_Exercise objective_:
Everything in the records below is to be reproduced exactly, apart from the images.

_Input_:
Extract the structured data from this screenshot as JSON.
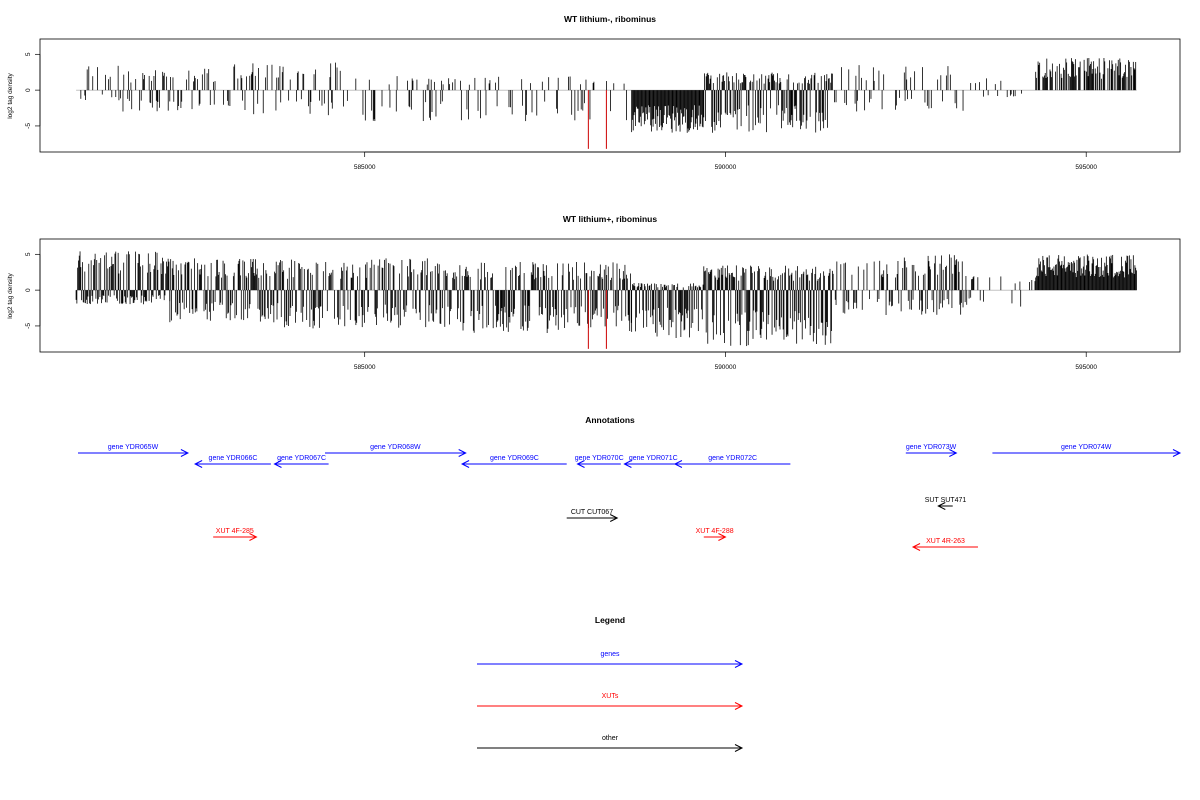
{
  "colors": {
    "gene": "#0000ff",
    "xut": "#ff0000",
    "other": "#000000",
    "bar": "#000000",
    "highlight": "#cc0000"
  },
  "x_axis": {
    "ticks": [
      585000,
      590000,
      595000
    ],
    "tick_labels": [
      "585000",
      "590000",
      "595000"
    ],
    "range": [
      580500,
      596300
    ]
  },
  "chart_data": [
    {
      "type": "bar",
      "title": "WT lithium-, ribominus",
      "ylabel": "log2 tag density",
      "ylim": [
        -8.5,
        7
      ],
      "yticks": [
        -5,
        0,
        5
      ],
      "ytick_labels": [
        "-5",
        "0",
        "5"
      ],
      "highlight_bars": [
        {
          "x": 588100,
          "value": -8.2
        },
        {
          "x": 588350,
          "value": -8.2
        }
      ],
      "density_profile": [
        {
          "start": 581000,
          "end": 581650,
          "density": 0.3,
          "up": 3.5,
          "down": 1.5
        },
        {
          "start": 581650,
          "end": 583000,
          "density": 0.5,
          "up": 3.0,
          "down": 3.0
        },
        {
          "start": 583000,
          "end": 584800,
          "density": 0.4,
          "up": 4.0,
          "down": 3.5
        },
        {
          "start": 584800,
          "end": 588700,
          "density": 0.25,
          "up": 2.0,
          "down": 4.5
        },
        {
          "start": 588700,
          "end": 589700,
          "density": 1.0,
          "up": 0.5,
          "down": 6.0
        },
        {
          "start": 589700,
          "end": 591500,
          "density": 0.9,
          "up": 2.5,
          "down": 6.0
        },
        {
          "start": 591500,
          "end": 593300,
          "density": 0.3,
          "up": 3.5,
          "down": 3.0
        },
        {
          "start": 593300,
          "end": 594300,
          "density": 0.15,
          "up": 2.0,
          "down": 1.0
        },
        {
          "start": 594300,
          "end": 595700,
          "density": 0.7,
          "up": 4.5,
          "down": 0.3
        }
      ]
    },
    {
      "type": "bar",
      "title": "WT lithium+, ribominus",
      "ylabel": "log2 tag density",
      "ylim": [
        -8.5,
        7
      ],
      "yticks": [
        -5,
        0,
        5
      ],
      "ytick_labels": [
        "-5",
        "0",
        "5"
      ],
      "highlight_bars": [
        {
          "x": 588100,
          "value": -8.2
        },
        {
          "x": 588350,
          "value": -8.2
        }
      ],
      "density_profile": [
        {
          "start": 581000,
          "end": 582300,
          "density": 1.0,
          "up": 5.5,
          "down": 2.0
        },
        {
          "start": 582300,
          "end": 583800,
          "density": 0.9,
          "up": 4.5,
          "down": 4.5
        },
        {
          "start": 583800,
          "end": 586000,
          "density": 0.8,
          "up": 4.5,
          "down": 5.5
        },
        {
          "start": 586000,
          "end": 588700,
          "density": 0.8,
          "up": 4.0,
          "down": 6.0
        },
        {
          "start": 588700,
          "end": 589700,
          "density": 1.0,
          "up": 1.0,
          "down": 7.0
        },
        {
          "start": 589700,
          "end": 591500,
          "density": 1.0,
          "up": 3.5,
          "down": 8.0
        },
        {
          "start": 591500,
          "end": 593300,
          "density": 0.6,
          "up": 5.0,
          "down": 3.5
        },
        {
          "start": 593300,
          "end": 594300,
          "density": 0.2,
          "up": 2.0,
          "down": 2.5
        },
        {
          "start": 594300,
          "end": 595700,
          "density": 1.0,
          "up": 5.0,
          "down": 0.5
        }
      ]
    }
  ],
  "annotations": {
    "title": "Annotations",
    "features": [
      {
        "label": "gene YDR065W",
        "type": "gene",
        "start": 580450,
        "end": 582550,
        "strand": "+",
        "row": 0
      },
      {
        "label": "gene YDR066C",
        "type": "gene",
        "start": 582650,
        "end": 583700,
        "strand": "-",
        "row": 1
      },
      {
        "label": "gene YDR067C",
        "type": "gene",
        "start": 583750,
        "end": 584500,
        "strand": "-",
        "row": 1
      },
      {
        "label": "gene YDR068W",
        "type": "gene",
        "start": 584450,
        "end": 586400,
        "strand": "+",
        "row": 0
      },
      {
        "label": "gene YDR069C",
        "type": "gene",
        "start": 586350,
        "end": 587800,
        "strand": "-",
        "row": 1
      },
      {
        "label": "gene YDR070C",
        "type": "gene",
        "start": 587950,
        "end": 588550,
        "strand": "-",
        "row": 1
      },
      {
        "label": "gene YDR071C",
        "type": "gene",
        "start": 588600,
        "end": 589400,
        "strand": "-",
        "row": 1
      },
      {
        "label": "gene YDR072C",
        "type": "gene",
        "start": 589300,
        "end": 590900,
        "strand": "-",
        "row": 1
      },
      {
        "label": "gene YDR073W",
        "type": "gene",
        "start": 592500,
        "end": 593200,
        "strand": "+",
        "row": 0
      },
      {
        "label": "gene YDR074W",
        "type": "gene",
        "start": 593700,
        "end": 596500,
        "strand": "+",
        "row": 0
      },
      {
        "label": "CUT CUT067",
        "type": "other",
        "start": 587800,
        "end": 588500,
        "strand": "+",
        "row": 2
      },
      {
        "label": "SUT SUT471",
        "type": "other",
        "start": 592950,
        "end": 593150,
        "strand": "-",
        "row": 3
      },
      {
        "label": "XUT 4F-285",
        "type": "xut",
        "start": 582900,
        "end": 583500,
        "strand": "+",
        "row": 4
      },
      {
        "label": "XUT 4F-288",
        "type": "xut",
        "start": 589700,
        "end": 590000,
        "strand": "+",
        "row": 4
      },
      {
        "label": "XUT 4R-263",
        "type": "xut",
        "start": 592600,
        "end": 593500,
        "strand": "-",
        "row": 5
      }
    ]
  },
  "legend": {
    "title": "Legend",
    "items": [
      {
        "label": "genes",
        "type": "gene"
      },
      {
        "label": "XUTs",
        "type": "xut"
      },
      {
        "label": "other",
        "type": "other"
      }
    ]
  }
}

_Output_:
Extract the structured data from this screenshot as JSON.
{
  "colors": {
    "gene": "#0000ff",
    "xut": "#ff0000",
    "other": "#000000",
    "bar": "#000000",
    "highlight": "#cc0000"
  },
  "x_axis": {
    "ticks": [
      585000,
      590000,
      595000
    ],
    "tick_labels": [
      "585000",
      "590000",
      "595000"
    ],
    "range": [
      580500,
      596300
    ]
  },
  "chart_data": [
    {
      "type": "bar",
      "title": "WT lithium-, ribominus",
      "ylabel": "log2 tag density",
      "ylim": [
        -8.5,
        7
      ],
      "yticks": [
        -5,
        0,
        5
      ],
      "ytick_labels": [
        "-5",
        "0",
        "5"
      ],
      "highlight_bars": [
        {
          "x": 588100,
          "value": -8.2
        },
        {
          "x": 588350,
          "value": -8.2
        }
      ],
      "density_profile": [
        {
          "start": 581000,
          "end": 581650,
          "density": 0.3,
          "up": 3.5,
          "down": 1.5
        },
        {
          "start": 581650,
          "end": 583000,
          "density": 0.5,
          "up": 3.0,
          "down": 3.0
        },
        {
          "start": 583000,
          "end": 584800,
          "density": 0.4,
          "up": 4.0,
          "down": 3.5
        },
        {
          "start": 584800,
          "end": 588700,
          "density": 0.25,
          "up": 2.0,
          "down": 4.5
        },
        {
          "start": 588700,
          "end": 589700,
          "density": 1.0,
          "up": 0.5,
          "down": 6.0
        },
        {
          "start": 589700,
          "end": 591500,
          "density": 0.9,
          "up": 2.5,
          "down": 6.0
        },
        {
          "start": 591500,
          "end": 593300,
          "density": 0.3,
          "up": 3.5,
          "down": 3.0
        },
        {
          "start": 593300,
          "end": 594300,
          "density": 0.15,
          "up": 2.0,
          "down": 1.0
        },
        {
          "start": 594300,
          "end": 595700,
          "density": 0.7,
          "up": 4.5,
          "down": 0.3
        }
      ]
    },
    {
      "type": "bar",
      "title": "WT lithium+, ribominus",
      "ylabel": "log2 tag density",
      "ylim": [
        -8.5,
        7
      ],
      "yticks": [
        -5,
        0,
        5
      ],
      "ytick_labels": [
        "-5",
        "0",
        "5"
      ],
      "highlight_bars": [
        {
          "x": 588100,
          "value": -8.2
        },
        {
          "x": 588350,
          "value": -8.2
        }
      ],
      "density_profile": [
        {
          "start": 581000,
          "end": 582300,
          "density": 1.0,
          "up": 5.5,
          "down": 2.0
        },
        {
          "start": 582300,
          "end": 583800,
          "density": 0.9,
          "up": 4.5,
          "down": 4.5
        },
        {
          "start": 583800,
          "end": 586000,
          "density": 0.8,
          "up": 4.5,
          "down": 5.5
        },
        {
          "start": 586000,
          "end": 588700,
          "density": 0.8,
          "up": 4.0,
          "down": 6.0
        },
        {
          "start": 588700,
          "end": 589700,
          "density": 1.0,
          "up": 1.0,
          "down": 7.0
        },
        {
          "start": 589700,
          "end": 591500,
          "density": 1.0,
          "up": 3.5,
          "down": 8.0
        },
        {
          "start": 591500,
          "end": 593300,
          "density": 0.6,
          "up": 5.0,
          "down": 3.5
        },
        {
          "start": 593300,
          "end": 594300,
          "density": 0.2,
          "up": 2.0,
          "down": 2.5
        },
        {
          "start": 594300,
          "end": 595700,
          "density": 1.0,
          "up": 5.0,
          "down": 0.5
        }
      ]
    }
  ],
  "annotations": {
    "title": "Annotations",
    "features": [
      {
        "label": "gene YDR065W",
        "type": "gene",
        "start": 580450,
        "end": 582550,
        "strand": "+",
        "row": 0
      },
      {
        "label": "gene YDR066C",
        "type": "gene",
        "start": 582650,
        "end": 583700,
        "strand": "-",
        "row": 1
      },
      {
        "label": "gene YDR067C",
        "type": "gene",
        "start": 583750,
        "end": 584500,
        "strand": "-",
        "row": 1
      },
      {
        "label": "gene YDR068W",
        "type": "gene",
        "start": 584450,
        "end": 586400,
        "strand": "+",
        "row": 0
      },
      {
        "label": "gene YDR069C",
        "type": "gene",
        "start": 586350,
        "end": 587800,
        "strand": "-",
        "row": 1
      },
      {
        "label": "gene YDR070C",
        "type": "gene",
        "start": 587950,
        "end": 588550,
        "strand": "-",
        "row": 1
      },
      {
        "label": "gene YDR071C",
        "type": "gene",
        "start": 588600,
        "end": 589400,
        "strand": "-",
        "row": 1
      },
      {
        "label": "gene YDR072C",
        "type": "gene",
        "start": 589300,
        "end": 590900,
        "strand": "-",
        "row": 1
      },
      {
        "label": "gene YDR073W",
        "type": "gene",
        "start": 592500,
        "end": 593200,
        "strand": "+",
        "row": 0
      },
      {
        "label": "gene YDR074W",
        "type": "gene",
        "start": 593700,
        "end": 596500,
        "strand": "+",
        "row": 0
      },
      {
        "label": "CUT CUT067",
        "type": "other",
        "start": 587800,
        "end": 588500,
        "strand": "+",
        "row": 2
      },
      {
        "label": "SUT SUT471",
        "type": "other",
        "start": 592950,
        "end": 593150,
        "strand": "-",
        "row": 3
      },
      {
        "label": "XUT 4F-285",
        "type": "xut",
        "start": 582900,
        "end": 583500,
        "strand": "+",
        "row": 4
      },
      {
        "label": "XUT 4F-288",
        "type": "xut",
        "start": 589700,
        "end": 590000,
        "strand": "+",
        "row": 4
      },
      {
        "label": "XUT 4R-263",
        "type": "xut",
        "start": 592600,
        "end": 593500,
        "strand": "-",
        "row": 5
      }
    ]
  },
  "legend": {
    "title": "Legend",
    "items": [
      {
        "label": "genes",
        "type": "gene"
      },
      {
        "label": "XUTs",
        "type": "xut"
      },
      {
        "label": "other",
        "type": "other"
      }
    ]
  }
}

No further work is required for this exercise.